Gather up the lines with the word "name" in them.

Chart and figure data:
━━━━━━

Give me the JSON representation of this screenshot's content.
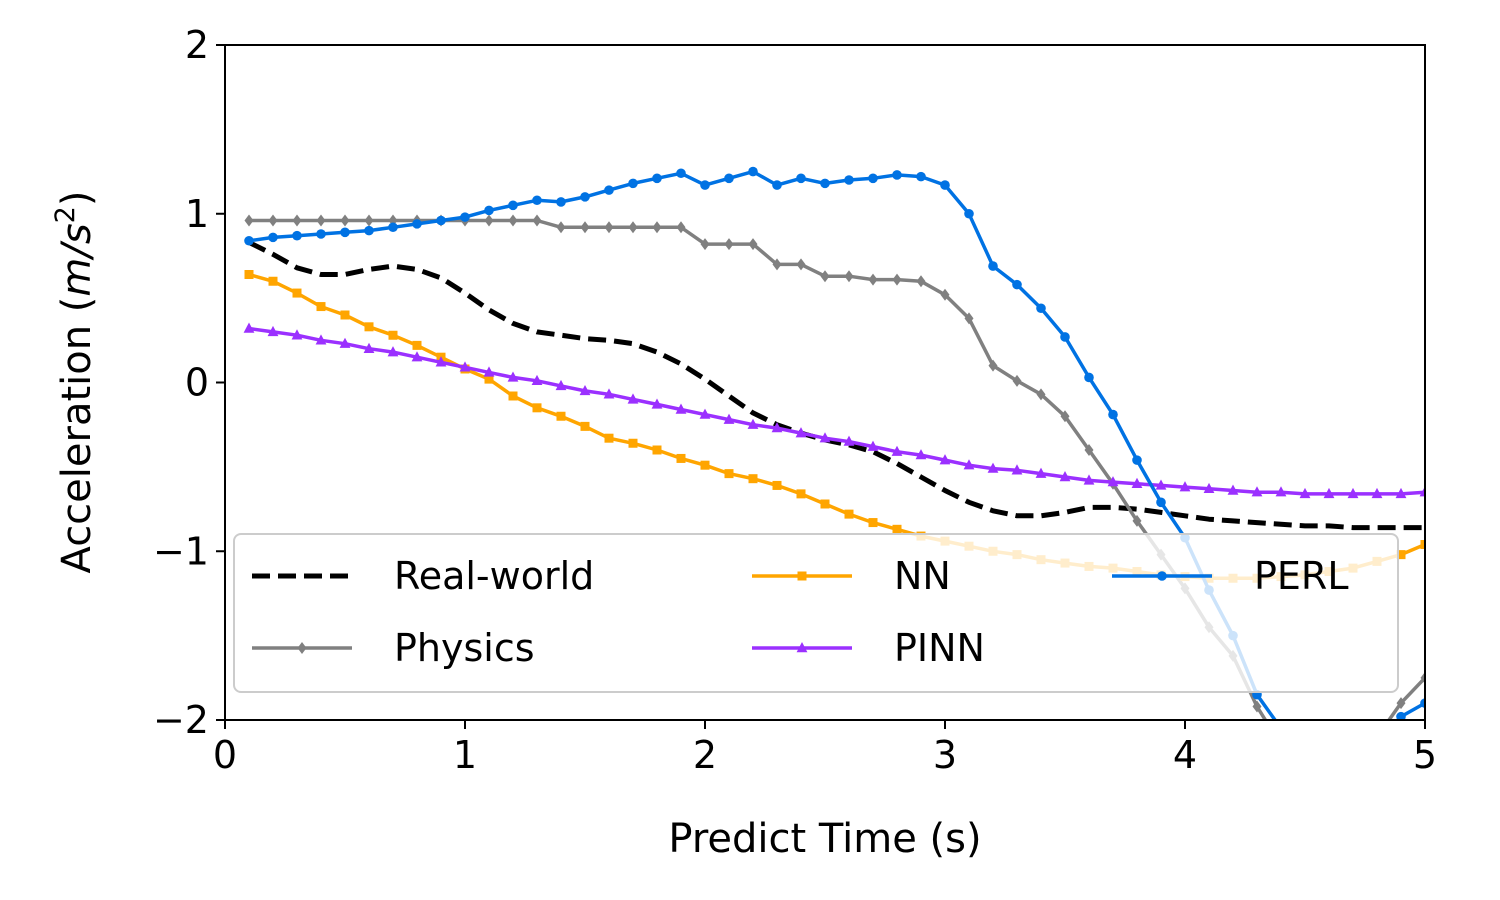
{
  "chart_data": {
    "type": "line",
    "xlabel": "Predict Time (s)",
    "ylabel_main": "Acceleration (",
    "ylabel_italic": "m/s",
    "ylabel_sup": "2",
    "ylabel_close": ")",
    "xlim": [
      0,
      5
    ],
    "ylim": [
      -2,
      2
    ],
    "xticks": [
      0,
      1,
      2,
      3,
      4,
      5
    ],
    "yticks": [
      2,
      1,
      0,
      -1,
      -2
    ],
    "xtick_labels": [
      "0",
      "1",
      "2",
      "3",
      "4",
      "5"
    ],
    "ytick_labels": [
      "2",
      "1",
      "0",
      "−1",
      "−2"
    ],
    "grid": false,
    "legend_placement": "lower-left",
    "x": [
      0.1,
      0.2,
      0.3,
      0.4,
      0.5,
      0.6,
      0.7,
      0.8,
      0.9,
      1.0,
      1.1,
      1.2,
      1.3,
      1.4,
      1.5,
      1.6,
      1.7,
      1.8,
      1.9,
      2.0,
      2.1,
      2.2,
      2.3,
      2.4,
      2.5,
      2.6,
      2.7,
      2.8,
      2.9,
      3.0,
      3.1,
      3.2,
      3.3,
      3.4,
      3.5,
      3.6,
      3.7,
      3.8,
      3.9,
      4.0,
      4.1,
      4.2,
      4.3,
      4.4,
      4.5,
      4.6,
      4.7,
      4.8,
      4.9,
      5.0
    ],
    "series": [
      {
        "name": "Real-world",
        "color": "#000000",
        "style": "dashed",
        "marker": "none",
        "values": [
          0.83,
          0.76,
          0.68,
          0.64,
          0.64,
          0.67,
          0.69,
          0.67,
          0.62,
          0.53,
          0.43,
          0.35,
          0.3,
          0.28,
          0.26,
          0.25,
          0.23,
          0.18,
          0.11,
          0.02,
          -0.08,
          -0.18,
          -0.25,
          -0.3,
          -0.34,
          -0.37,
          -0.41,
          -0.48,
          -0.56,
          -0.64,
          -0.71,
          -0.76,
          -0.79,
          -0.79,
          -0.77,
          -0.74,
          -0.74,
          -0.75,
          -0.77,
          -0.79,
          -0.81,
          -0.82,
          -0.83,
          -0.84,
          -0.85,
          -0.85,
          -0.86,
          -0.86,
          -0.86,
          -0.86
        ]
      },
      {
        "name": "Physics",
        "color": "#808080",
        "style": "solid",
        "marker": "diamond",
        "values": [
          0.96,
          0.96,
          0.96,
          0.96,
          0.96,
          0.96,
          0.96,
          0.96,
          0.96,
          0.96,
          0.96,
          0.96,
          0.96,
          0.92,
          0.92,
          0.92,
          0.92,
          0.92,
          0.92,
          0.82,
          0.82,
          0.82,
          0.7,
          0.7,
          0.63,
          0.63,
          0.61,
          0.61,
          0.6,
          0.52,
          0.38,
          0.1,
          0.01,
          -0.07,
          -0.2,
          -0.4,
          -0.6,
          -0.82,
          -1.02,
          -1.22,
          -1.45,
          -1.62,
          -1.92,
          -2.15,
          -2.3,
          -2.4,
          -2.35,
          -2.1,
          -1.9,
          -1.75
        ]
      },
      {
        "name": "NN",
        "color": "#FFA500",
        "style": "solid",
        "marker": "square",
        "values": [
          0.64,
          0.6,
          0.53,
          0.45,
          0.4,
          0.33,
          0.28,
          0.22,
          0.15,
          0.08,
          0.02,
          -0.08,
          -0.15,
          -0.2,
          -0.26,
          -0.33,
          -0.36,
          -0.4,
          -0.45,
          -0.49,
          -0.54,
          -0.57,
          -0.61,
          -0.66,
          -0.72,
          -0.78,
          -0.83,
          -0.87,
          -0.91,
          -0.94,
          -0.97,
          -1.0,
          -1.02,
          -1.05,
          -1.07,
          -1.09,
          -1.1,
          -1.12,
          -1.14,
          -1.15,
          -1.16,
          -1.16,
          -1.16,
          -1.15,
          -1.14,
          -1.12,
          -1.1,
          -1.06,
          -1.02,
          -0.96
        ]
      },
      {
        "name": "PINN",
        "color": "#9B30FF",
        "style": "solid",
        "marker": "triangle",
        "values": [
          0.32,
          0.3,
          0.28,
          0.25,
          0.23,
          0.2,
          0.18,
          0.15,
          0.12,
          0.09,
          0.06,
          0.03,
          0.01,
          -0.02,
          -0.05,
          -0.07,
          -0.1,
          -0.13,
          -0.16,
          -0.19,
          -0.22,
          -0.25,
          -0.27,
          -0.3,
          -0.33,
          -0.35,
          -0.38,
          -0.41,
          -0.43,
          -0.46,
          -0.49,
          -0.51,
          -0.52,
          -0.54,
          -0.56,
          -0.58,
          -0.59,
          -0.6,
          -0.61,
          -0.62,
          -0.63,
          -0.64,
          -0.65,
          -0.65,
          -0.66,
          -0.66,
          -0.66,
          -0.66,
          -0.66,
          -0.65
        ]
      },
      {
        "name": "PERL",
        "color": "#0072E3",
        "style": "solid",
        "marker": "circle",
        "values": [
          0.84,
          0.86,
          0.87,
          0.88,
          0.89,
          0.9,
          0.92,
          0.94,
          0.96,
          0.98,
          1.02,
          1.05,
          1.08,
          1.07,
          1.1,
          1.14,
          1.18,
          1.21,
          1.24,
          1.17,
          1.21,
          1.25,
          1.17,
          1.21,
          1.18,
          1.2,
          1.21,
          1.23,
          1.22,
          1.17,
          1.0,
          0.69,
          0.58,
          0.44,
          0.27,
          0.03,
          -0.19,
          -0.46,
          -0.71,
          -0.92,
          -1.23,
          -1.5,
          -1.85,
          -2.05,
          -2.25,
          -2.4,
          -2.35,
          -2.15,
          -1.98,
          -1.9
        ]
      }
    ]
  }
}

━━━━━━

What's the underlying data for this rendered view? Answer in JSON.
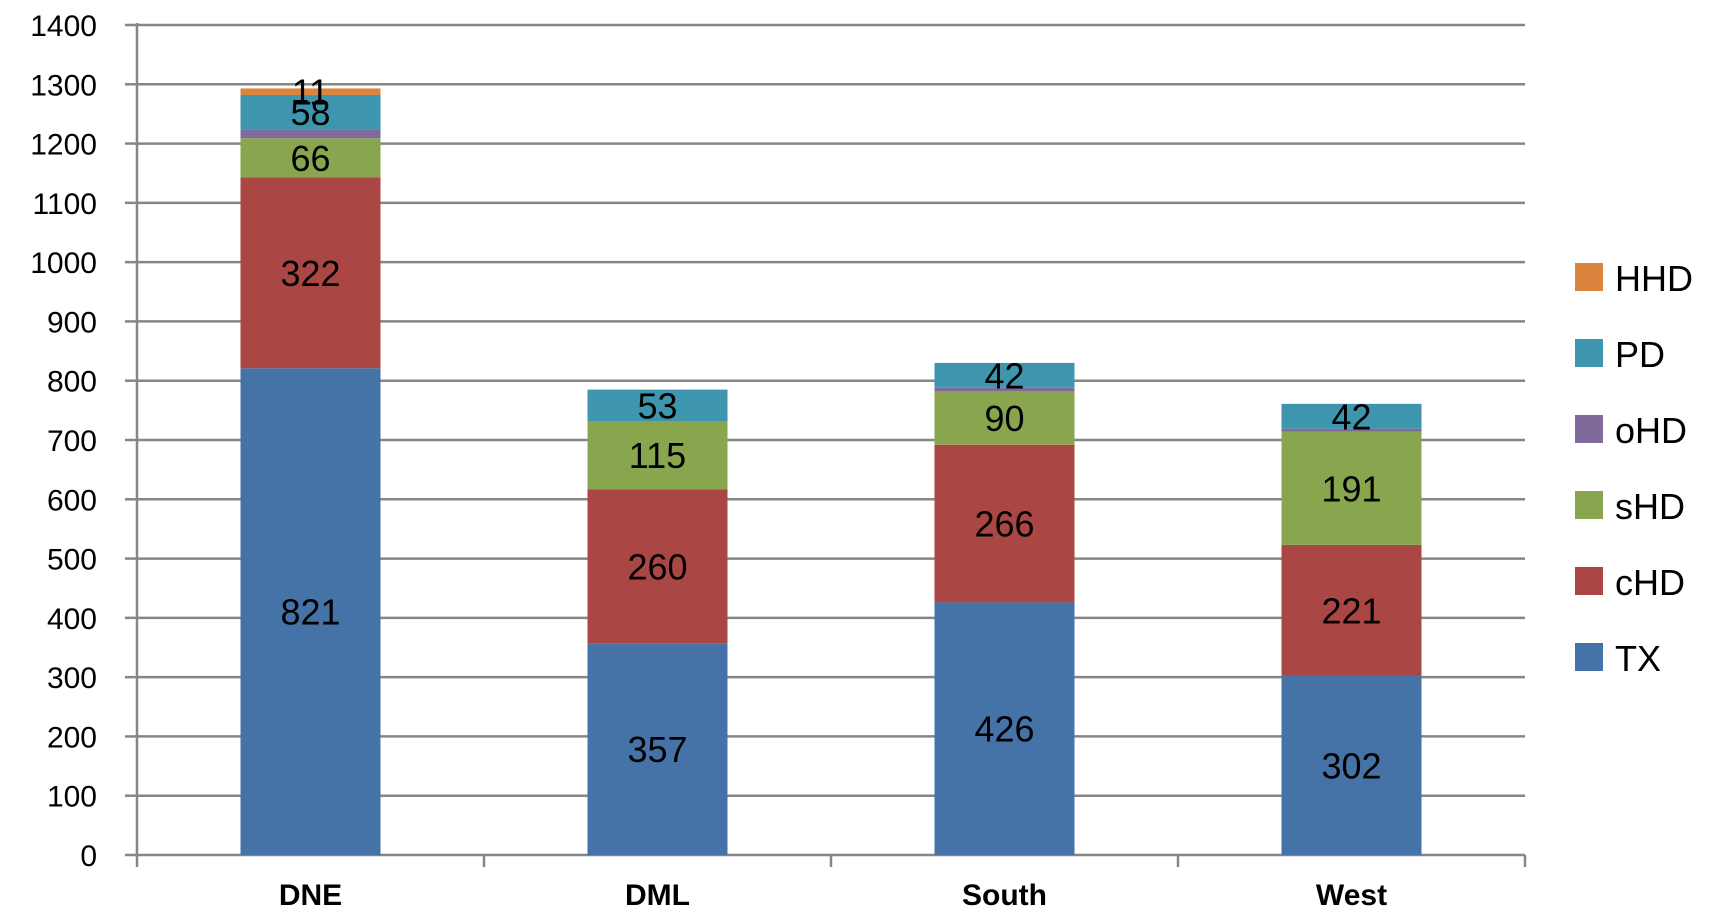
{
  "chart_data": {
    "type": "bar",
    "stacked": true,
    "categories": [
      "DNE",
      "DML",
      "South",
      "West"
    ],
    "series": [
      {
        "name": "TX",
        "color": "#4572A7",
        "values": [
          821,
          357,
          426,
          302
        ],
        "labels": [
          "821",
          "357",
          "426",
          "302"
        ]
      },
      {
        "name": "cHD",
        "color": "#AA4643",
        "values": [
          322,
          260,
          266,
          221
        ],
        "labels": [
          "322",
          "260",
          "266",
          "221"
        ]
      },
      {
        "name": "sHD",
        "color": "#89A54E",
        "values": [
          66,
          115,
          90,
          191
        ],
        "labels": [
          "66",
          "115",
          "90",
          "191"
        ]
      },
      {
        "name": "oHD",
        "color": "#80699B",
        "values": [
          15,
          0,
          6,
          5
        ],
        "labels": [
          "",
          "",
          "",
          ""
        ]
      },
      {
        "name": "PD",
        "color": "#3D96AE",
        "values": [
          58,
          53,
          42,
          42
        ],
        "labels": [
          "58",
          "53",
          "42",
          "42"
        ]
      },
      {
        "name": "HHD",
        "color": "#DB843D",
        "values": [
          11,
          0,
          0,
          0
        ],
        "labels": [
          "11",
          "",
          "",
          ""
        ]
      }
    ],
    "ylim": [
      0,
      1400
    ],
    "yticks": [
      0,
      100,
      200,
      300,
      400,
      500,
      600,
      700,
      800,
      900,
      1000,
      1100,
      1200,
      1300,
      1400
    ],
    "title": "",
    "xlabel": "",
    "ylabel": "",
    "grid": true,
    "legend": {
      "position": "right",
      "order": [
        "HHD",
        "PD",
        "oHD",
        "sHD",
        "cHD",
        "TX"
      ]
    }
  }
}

━━━━━━

THE COMPLETED TASK:
        "name": "Real-world",
        "name": "Physics",
        "name": "NN",
        "name": "PINN",
        "name": "PERL",
        "name": "TX",
        "name": "cHD",
        "name": "sHD",
        "name": "oHD",
        "name": "PD",
        "name": "HHD",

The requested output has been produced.